[start of Supplied records]

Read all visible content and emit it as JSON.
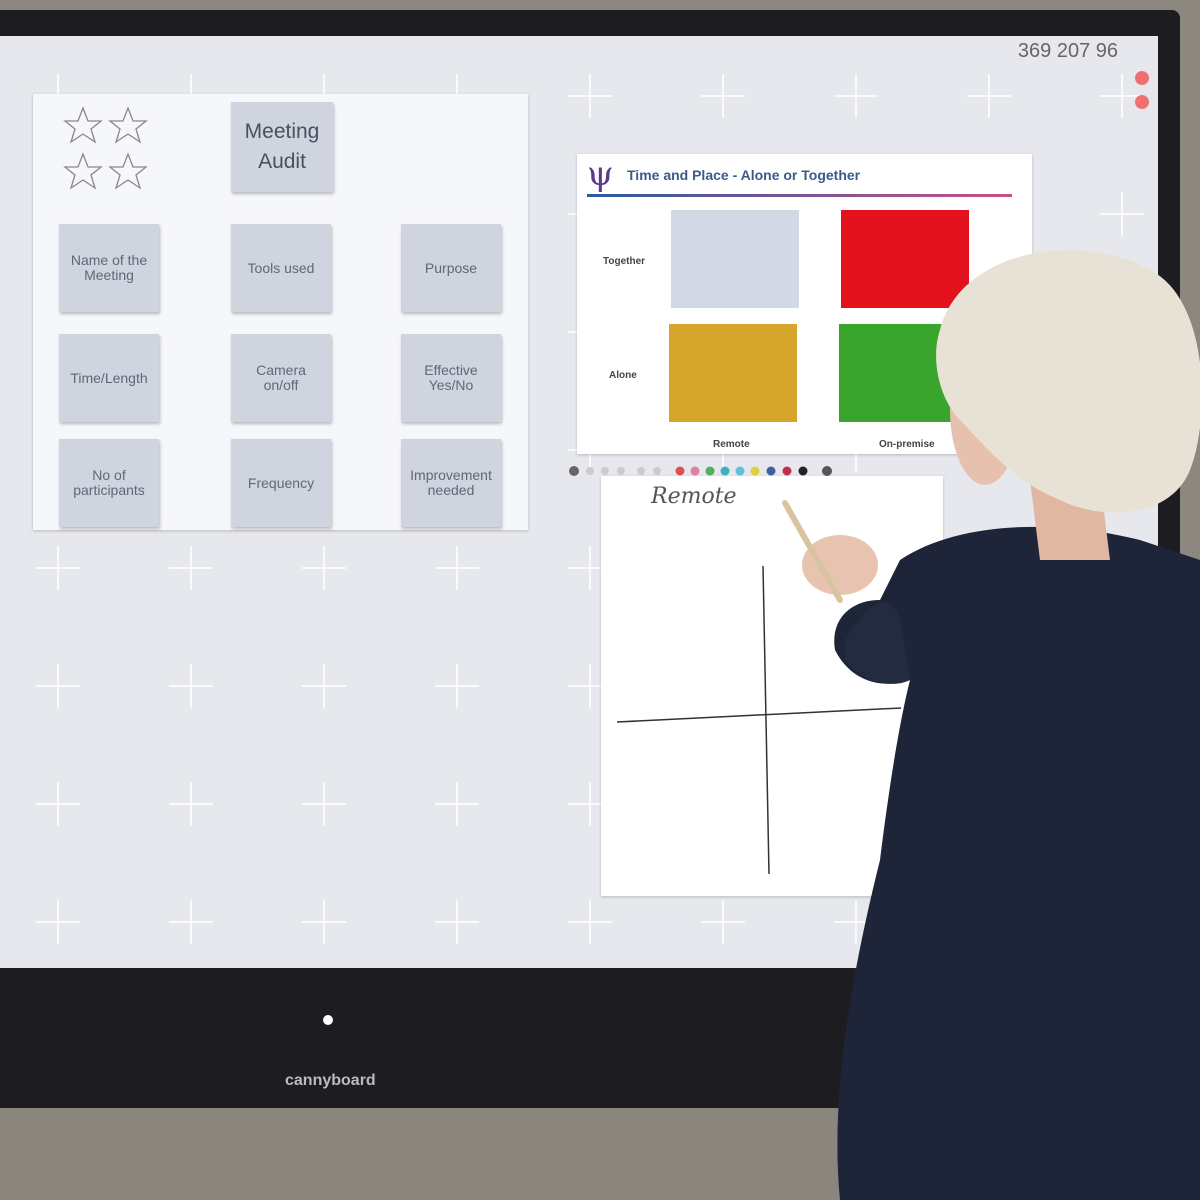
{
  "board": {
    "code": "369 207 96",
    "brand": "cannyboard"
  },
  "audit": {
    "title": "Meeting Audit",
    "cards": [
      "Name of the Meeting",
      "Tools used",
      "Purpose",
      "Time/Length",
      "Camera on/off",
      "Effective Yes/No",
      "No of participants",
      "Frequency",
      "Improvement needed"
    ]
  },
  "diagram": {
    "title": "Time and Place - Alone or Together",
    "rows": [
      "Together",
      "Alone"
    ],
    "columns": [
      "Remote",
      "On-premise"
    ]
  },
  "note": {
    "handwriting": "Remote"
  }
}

[end of Supplied records]

Find every line in the records above that holds the word "Meeting", and copy each one.

--- Exercise response ---
    "title": "Meeting Audit",
      "Name of the Meeting",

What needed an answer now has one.